| Exercise |
Reproduce the records below, substituting "clickable" for every occurrence of "interactable" and leaving all other text unchanged.

| Raw records |
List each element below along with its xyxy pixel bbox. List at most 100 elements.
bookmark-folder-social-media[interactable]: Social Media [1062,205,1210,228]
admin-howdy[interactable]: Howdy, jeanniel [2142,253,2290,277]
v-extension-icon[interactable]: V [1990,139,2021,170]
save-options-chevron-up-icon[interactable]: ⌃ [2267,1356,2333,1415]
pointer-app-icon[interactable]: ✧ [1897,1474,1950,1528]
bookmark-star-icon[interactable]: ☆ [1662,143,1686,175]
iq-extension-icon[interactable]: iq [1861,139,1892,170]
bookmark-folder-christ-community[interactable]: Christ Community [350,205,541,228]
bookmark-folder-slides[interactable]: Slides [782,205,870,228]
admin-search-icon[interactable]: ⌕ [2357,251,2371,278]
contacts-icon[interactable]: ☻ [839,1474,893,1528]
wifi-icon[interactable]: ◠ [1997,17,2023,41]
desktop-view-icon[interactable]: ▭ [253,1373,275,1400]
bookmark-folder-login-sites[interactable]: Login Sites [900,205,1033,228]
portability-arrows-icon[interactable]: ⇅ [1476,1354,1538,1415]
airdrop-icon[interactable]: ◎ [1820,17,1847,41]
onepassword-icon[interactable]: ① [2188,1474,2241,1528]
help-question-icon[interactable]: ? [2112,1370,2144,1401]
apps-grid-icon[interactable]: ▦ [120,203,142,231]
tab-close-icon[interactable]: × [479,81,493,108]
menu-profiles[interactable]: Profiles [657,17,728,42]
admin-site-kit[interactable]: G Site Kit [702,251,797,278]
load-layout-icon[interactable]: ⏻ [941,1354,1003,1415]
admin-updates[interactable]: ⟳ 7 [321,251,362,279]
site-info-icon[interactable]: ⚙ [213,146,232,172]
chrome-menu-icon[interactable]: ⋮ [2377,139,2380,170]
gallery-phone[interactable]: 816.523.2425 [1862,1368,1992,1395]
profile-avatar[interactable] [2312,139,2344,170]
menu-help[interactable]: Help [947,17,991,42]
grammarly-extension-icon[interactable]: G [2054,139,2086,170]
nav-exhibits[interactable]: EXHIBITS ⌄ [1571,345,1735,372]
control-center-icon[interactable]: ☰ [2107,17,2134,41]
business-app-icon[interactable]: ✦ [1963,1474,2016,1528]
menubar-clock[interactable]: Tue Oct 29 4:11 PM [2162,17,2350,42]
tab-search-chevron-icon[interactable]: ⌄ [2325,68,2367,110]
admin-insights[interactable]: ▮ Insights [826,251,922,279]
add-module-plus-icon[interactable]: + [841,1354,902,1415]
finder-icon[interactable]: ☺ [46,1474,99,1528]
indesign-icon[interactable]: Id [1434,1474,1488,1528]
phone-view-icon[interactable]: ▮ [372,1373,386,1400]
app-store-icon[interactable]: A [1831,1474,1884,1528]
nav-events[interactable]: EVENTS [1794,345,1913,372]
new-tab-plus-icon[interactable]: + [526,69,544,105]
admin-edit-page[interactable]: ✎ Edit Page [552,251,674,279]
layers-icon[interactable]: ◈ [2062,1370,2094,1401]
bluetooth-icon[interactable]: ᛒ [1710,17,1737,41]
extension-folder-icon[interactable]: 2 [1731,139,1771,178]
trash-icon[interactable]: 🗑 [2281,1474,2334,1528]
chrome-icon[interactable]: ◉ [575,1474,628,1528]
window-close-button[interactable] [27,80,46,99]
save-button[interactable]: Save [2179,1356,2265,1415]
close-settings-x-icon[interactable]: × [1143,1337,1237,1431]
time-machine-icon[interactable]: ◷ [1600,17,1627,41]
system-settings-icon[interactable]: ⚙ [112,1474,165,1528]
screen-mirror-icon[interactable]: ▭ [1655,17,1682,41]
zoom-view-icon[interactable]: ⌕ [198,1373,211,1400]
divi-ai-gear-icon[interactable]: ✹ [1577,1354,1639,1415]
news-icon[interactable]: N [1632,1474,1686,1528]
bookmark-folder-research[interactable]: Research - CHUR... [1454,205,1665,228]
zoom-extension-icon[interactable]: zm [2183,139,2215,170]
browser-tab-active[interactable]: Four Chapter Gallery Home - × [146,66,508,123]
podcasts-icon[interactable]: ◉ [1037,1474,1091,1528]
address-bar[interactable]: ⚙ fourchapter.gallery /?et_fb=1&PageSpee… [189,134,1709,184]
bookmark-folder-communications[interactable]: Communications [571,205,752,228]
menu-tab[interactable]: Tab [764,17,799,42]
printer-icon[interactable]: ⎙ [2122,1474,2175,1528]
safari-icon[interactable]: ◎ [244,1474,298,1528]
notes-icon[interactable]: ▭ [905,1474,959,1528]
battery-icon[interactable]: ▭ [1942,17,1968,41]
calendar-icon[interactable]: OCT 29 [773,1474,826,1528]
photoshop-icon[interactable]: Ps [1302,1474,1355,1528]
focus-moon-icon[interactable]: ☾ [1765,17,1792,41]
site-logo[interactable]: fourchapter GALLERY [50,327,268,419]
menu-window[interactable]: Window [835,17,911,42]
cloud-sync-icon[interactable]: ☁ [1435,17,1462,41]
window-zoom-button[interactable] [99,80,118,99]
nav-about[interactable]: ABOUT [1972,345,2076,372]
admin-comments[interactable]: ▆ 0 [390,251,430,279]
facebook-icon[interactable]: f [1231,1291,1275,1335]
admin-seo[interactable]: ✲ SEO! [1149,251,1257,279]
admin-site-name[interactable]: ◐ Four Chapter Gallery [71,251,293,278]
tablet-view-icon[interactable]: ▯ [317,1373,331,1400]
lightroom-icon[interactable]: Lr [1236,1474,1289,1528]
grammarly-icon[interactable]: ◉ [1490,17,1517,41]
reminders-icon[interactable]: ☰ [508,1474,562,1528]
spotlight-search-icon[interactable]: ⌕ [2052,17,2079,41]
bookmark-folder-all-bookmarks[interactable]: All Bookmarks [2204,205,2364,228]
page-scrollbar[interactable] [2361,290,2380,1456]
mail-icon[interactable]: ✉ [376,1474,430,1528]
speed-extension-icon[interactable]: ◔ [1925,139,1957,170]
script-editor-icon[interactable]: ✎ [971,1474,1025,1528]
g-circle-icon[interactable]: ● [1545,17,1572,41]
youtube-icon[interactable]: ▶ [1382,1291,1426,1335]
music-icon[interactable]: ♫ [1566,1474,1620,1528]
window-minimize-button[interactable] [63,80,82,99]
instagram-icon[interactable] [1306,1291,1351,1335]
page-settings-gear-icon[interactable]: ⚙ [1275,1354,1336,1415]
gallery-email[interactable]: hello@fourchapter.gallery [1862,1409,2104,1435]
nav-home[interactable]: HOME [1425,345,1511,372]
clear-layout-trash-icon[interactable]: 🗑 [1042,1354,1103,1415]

| Written solution |
List each element below along with its xyxy pixel bbox. List at most 100 elements.
bookmark-folder-social-media[clickable]: Social Media [1062,205,1210,228]
admin-howdy[clickable]: Howdy, jeanniel [2142,253,2290,277]
v-extension-icon[clickable]: V [1990,139,2021,170]
save-options-chevron-up-icon[clickable]: ⌃ [2267,1356,2333,1415]
pointer-app-icon[clickable]: ✧ [1897,1474,1950,1528]
bookmark-star-icon[clickable]: ☆ [1662,143,1686,175]
iq-extension-icon[clickable]: iq [1861,139,1892,170]
bookmark-folder-christ-community[clickable]: Christ Community [350,205,541,228]
bookmark-folder-slides[clickable]: Slides [782,205,870,228]
admin-search-icon[clickable]: ⌕ [2357,251,2371,278]
contacts-icon[clickable]: ☻ [839,1474,893,1528]
wifi-icon[clickable]: ◠ [1997,17,2023,41]
desktop-view-icon[clickable]: ▭ [253,1373,275,1400]
bookmark-folder-login-sites[clickable]: Login Sites [900,205,1033,228]
portability-arrows-icon[clickable]: ⇅ [1476,1354,1538,1415]
airdrop-icon[clickable]: ◎ [1820,17,1847,41]
onepassword-icon[clickable]: ① [2188,1474,2241,1528]
help-question-icon[clickable]: ? [2112,1370,2144,1401]
apps-grid-icon[clickable]: ▦ [120,203,142,231]
tab-close-icon[clickable]: × [479,81,493,108]
menu-profiles[clickable]: Profiles [657,17,728,42]
admin-site-kit[clickable]: G Site Kit [702,251,797,278]
load-layout-icon[clickable]: ⏻ [941,1354,1003,1415]
admin-updates[clickable]: ⟳ 7 [321,251,362,279]
site-info-icon[clickable]: ⚙ [213,146,232,172]
chrome-menu-icon[clickable]: ⋮ [2377,139,2380,170]
gallery-phone[clickable]: 816.523.2425 [1862,1368,1992,1395]
profile-avatar[clickable] [2312,139,2344,170]
menu-help[clickable]: Help [947,17,991,42]
grammarly-extension-icon[clickable]: G [2054,139,2086,170]
nav-exhibits[clickable]: EXHIBITS ⌄ [1571,345,1735,372]
control-center-icon[clickable]: ☰ [2107,17,2134,41]
business-app-icon[clickable]: ✦ [1963,1474,2016,1528]
menubar-clock[clickable]: Tue Oct 29 4:11 PM [2162,17,2350,42]
tab-search-chevron-icon[clickable]: ⌄ [2325,68,2367,110]
admin-insights[clickable]: ▮ Insights [826,251,922,279]
add-module-plus-icon[clickable]: + [841,1354,902,1415]
finder-icon[clickable]: ☺ [46,1474,99,1528]
indesign-icon[clickable]: Id [1434,1474,1488,1528]
phone-view-icon[clickable]: ▮ [372,1373,386,1400]
app-store-icon[clickable]: A [1831,1474,1884,1528]
nav-events[clickable]: EVENTS [1794,345,1913,372]
new-tab-plus-icon[clickable]: + [526,69,544,105]
admin-edit-page[clickable]: ✎ Edit Page [552,251,674,279]
layers-icon[clickable]: ◈ [2062,1370,2094,1401]
bluetooth-icon[clickable]: ᛒ [1710,17,1737,41]
extension-folder-icon[clickable]: 2 [1731,139,1771,178]
trash-icon[clickable]: 🗑 [2281,1474,2334,1528]
chrome-icon[clickable]: ◉ [575,1474,628,1528]
window-close-button[clickable] [27,80,46,99]
save-button[clickable]: Save [2179,1356,2265,1415]
close-settings-x-icon[clickable]: × [1143,1337,1237,1431]
time-machine-icon[clickable]: ◷ [1600,17,1627,41]
system-settings-icon[clickable]: ⚙ [112,1474,165,1528]
screen-mirror-icon[clickable]: ▭ [1655,17,1682,41]
zoom-view-icon[clickable]: ⌕ [198,1373,211,1400]
divi-ai-gear-icon[clickable]: ✹ [1577,1354,1639,1415]
news-icon[clickable]: N [1632,1474,1686,1528]
bookmark-folder-research[clickable]: Research - CHUR... [1454,205,1665,228]
zoom-extension-icon[clickable]: zm [2183,139,2215,170]
browser-tab-active[clickable]: Four Chapter Gallery Home - × [146,66,508,123]
podcasts-icon[clickable]: ◉ [1037,1474,1091,1528]
address-bar[clickable]: ⚙ fourchapter.gallery /?et_fb=1&PageSpee… [189,134,1709,184]
bookmark-folder-communications[clickable]: Communications [571,205,752,228]
menu-tab[clickable]: Tab [764,17,799,42]
printer-icon[clickable]: ⎙ [2122,1474,2175,1528]
safari-icon[clickable]: ◎ [244,1474,298,1528]
notes-icon[clickable]: ▭ [905,1474,959,1528]
battery-icon[clickable]: ▭ [1942,17,1968,41]
calendar-icon[clickable]: OCT 29 [773,1474,826,1528]
photoshop-icon[clickable]: Ps [1302,1474,1355,1528]
focus-moon-icon[clickable]: ☾ [1765,17,1792,41]
site-logo[clickable]: fourchapter GALLERY [50,327,268,419]
menu-window[clickable]: Window [835,17,911,42]
cloud-sync-icon[clickable]: ☁ [1435,17,1462,41]
window-zoom-button[clickable] [99,80,118,99]
nav-about[clickable]: ABOUT [1972,345,2076,372]
admin-comments[clickable]: ▆ 0 [390,251,430,279]
facebook-icon[clickable]: f [1231,1291,1275,1335]
admin-seo[clickable]: ✲ SEO! [1149,251,1257,279]
admin-site-name[clickable]: ◐ Four Chapter Gallery [71,251,293,278]
tablet-view-icon[clickable]: ▯ [317,1373,331,1400]
lightroom-icon[clickable]: Lr [1236,1474,1289,1528]
grammarly-icon[clickable]: ◉ [1490,17,1517,41]
reminders-icon[clickable]: ☰ [508,1474,562,1528]
spotlight-search-icon[clickable]: ⌕ [2052,17,2079,41]
bookmark-folder-all-bookmarks[clickable]: All Bookmarks [2204,205,2364,228]
page-scrollbar[clickable] [2361,290,2380,1456]
mail-icon[clickable]: ✉ [376,1474,430,1528]
speed-extension-icon[clickable]: ◔ [1925,139,1957,170]
script-editor-icon[clickable]: ✎ [971,1474,1025,1528]
g-circle-icon[clickable]: ● [1545,17,1572,41]
youtube-icon[clickable]: ▶ [1382,1291,1426,1335]
music-icon[clickable]: ♫ [1566,1474,1620,1528]
window-minimize-button[clickable] [63,80,82,99]
instagram-icon[clickable] [1306,1291,1351,1335]
page-settings-gear-icon[clickable]: ⚙ [1275,1354,1336,1415]
gallery-email[clickable]: hello@fourchapter.gallery [1862,1409,2104,1435]
nav-home[clickable]: HOME [1425,345,1511,372]
clear-layout-trash-icon[clickable]: 🗑 [1042,1354,1103,1415]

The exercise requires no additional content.